DIRECTIVE:
The exercise asks you to copy every line below in which "this" appears.

Records that describe figures:
----------------
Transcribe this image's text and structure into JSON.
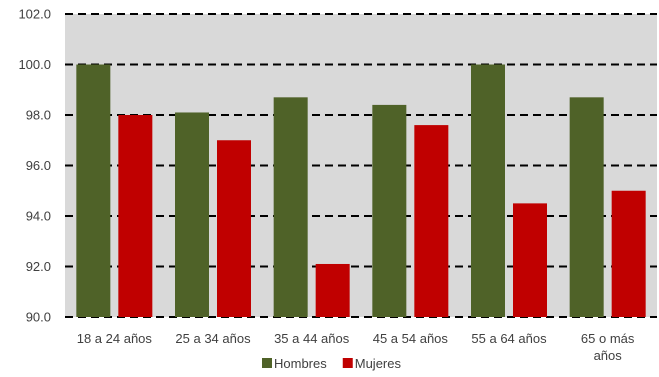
{
  "chart_data": {
    "type": "bar",
    "title": "",
    "xlabel": "",
    "ylabel": "",
    "categories": [
      [
        "18 a 24 años"
      ],
      [
        "25 a 34 años"
      ],
      [
        "35 a 44 años"
      ],
      [
        "45 a 54 años"
      ],
      [
        "55 a 64 años"
      ],
      [
        "65 o más",
        "años"
      ]
    ],
    "series": [
      {
        "name": "Hombres",
        "color": "#4f6228",
        "values": [
          100.0,
          98.1,
          98.7,
          98.4,
          100.0,
          98.7
        ]
      },
      {
        "name": "Mujeres",
        "color": "#c00000",
        "values": [
          98.0,
          97.0,
          92.1,
          97.6,
          94.5,
          95.0
        ]
      }
    ],
    "ylim": [
      90.0,
      102.0
    ],
    "yticks": [
      "90.0",
      "92.0",
      "94.0",
      "96.0",
      "98.0",
      "100.0",
      "102.0"
    ],
    "grid": true,
    "plot_background": "#d9d9d9",
    "legend_position": "bottom"
  }
}
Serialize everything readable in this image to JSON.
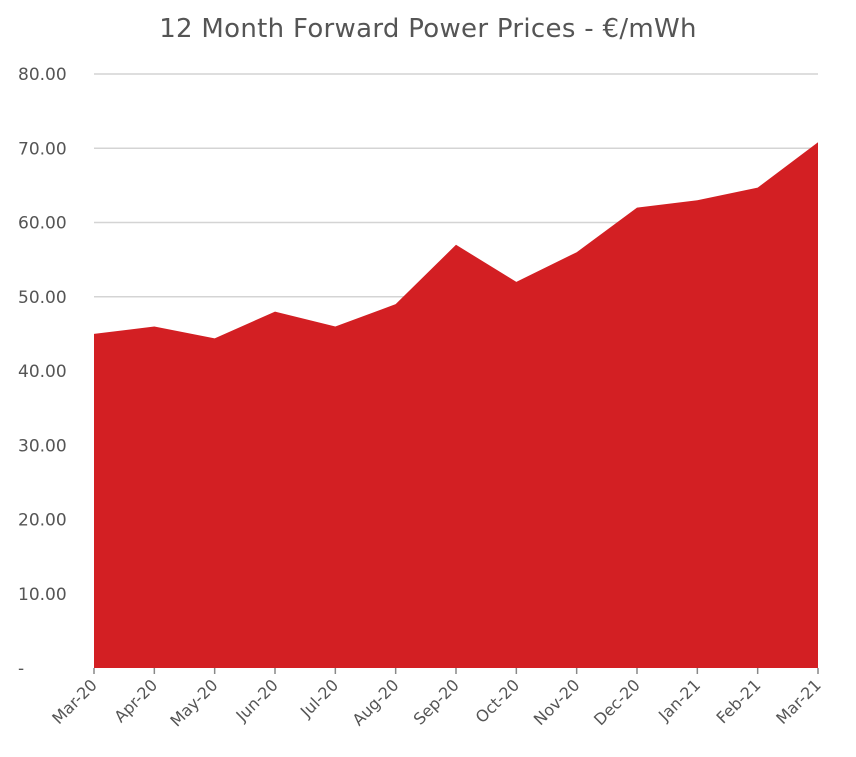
----------------
ANSWER BELOW:
Transcribe this image's text and structure into JSON.
Serialize everything readable in this image to JSON.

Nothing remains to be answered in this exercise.